# PROVIDED MATERIAL:
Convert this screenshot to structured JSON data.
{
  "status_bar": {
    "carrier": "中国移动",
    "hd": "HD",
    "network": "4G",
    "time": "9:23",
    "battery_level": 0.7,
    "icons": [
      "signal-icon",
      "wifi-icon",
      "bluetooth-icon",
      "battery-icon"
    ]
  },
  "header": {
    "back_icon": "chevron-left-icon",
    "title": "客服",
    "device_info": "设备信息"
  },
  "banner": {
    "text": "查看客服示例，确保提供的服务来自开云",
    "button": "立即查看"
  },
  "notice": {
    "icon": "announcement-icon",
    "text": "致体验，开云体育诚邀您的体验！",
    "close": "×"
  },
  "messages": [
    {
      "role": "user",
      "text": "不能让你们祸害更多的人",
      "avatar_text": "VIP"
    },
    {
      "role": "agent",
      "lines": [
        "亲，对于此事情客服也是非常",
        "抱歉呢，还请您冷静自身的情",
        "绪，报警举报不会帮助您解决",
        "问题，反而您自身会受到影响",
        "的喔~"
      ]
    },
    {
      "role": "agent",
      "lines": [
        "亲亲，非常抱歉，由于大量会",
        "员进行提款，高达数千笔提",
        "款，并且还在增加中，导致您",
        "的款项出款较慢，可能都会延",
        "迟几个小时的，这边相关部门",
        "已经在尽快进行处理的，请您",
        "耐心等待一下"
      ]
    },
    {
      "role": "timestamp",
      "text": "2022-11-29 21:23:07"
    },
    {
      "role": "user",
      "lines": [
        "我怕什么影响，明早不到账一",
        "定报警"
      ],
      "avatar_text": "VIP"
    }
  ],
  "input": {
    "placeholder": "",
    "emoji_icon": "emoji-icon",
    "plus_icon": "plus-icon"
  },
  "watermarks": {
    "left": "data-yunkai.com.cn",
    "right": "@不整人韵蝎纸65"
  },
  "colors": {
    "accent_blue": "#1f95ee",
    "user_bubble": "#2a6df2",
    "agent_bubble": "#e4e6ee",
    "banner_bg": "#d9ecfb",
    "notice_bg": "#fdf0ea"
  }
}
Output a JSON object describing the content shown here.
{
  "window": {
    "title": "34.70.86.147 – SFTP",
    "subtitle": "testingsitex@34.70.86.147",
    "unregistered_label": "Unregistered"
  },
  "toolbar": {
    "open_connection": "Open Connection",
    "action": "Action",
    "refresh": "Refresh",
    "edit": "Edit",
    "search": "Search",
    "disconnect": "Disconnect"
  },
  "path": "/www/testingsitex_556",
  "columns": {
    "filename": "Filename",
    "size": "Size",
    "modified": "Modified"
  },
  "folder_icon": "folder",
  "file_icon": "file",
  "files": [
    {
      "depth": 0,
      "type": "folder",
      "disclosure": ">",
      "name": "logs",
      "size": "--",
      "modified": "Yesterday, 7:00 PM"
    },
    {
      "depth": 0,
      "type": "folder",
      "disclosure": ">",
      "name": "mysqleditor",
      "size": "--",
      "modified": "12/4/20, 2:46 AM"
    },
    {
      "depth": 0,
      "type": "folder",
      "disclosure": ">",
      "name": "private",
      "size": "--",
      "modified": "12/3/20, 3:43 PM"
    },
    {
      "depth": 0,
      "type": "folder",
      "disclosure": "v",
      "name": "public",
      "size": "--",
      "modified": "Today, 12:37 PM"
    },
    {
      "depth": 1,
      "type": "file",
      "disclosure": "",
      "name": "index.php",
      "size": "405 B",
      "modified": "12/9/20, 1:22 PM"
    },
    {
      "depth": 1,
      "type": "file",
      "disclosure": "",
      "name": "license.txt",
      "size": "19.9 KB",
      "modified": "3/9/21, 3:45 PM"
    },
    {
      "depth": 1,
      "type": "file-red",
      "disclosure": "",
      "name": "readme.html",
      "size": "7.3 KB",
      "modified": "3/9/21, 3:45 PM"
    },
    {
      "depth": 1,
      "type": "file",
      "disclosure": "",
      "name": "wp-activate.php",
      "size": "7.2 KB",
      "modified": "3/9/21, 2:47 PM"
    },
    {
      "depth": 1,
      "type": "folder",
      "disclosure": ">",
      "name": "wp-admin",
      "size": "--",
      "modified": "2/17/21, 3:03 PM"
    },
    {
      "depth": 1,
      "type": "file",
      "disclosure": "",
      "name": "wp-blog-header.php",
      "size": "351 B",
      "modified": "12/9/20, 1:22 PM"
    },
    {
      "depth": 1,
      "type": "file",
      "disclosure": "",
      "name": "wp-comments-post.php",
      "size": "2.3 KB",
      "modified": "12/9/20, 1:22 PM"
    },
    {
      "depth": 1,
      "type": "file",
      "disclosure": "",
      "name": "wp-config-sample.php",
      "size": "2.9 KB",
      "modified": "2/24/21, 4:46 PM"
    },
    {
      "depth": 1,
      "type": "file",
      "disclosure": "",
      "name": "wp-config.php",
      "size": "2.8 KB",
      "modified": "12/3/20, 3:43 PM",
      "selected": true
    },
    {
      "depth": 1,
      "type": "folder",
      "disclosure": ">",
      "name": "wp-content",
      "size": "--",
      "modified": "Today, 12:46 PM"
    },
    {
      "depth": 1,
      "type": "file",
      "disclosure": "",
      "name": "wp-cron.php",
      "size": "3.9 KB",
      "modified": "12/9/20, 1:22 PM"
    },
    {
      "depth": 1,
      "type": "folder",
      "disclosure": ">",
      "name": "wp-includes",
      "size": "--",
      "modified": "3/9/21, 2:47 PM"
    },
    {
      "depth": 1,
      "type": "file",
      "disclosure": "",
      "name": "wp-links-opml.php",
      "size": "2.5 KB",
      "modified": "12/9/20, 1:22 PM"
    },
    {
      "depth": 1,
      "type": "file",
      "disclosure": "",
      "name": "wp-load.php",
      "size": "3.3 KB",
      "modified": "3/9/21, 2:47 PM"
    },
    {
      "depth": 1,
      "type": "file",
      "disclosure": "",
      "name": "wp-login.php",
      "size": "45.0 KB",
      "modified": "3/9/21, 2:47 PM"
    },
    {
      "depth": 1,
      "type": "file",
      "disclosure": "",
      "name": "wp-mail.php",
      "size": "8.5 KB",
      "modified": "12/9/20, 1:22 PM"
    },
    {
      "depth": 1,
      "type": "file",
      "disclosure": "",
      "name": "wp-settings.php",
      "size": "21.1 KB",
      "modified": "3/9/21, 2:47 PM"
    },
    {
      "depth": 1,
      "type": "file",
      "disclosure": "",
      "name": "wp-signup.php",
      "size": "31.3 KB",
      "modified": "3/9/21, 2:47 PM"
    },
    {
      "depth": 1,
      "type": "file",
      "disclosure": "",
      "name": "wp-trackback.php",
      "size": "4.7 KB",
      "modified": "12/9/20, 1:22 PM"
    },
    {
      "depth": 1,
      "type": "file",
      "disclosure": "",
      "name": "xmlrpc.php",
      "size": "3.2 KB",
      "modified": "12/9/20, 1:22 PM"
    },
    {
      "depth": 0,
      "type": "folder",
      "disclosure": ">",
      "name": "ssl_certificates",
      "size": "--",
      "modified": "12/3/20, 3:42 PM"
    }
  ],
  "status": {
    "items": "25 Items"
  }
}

# TASK TO CARRY OUT:
Pick out the lines that contain "Today" and copy them.

# SOLUTION FOR THIS EXERCISE:
      "modified": "Today, 12:37 PM"
      "modified": "Today, 12:46 PM"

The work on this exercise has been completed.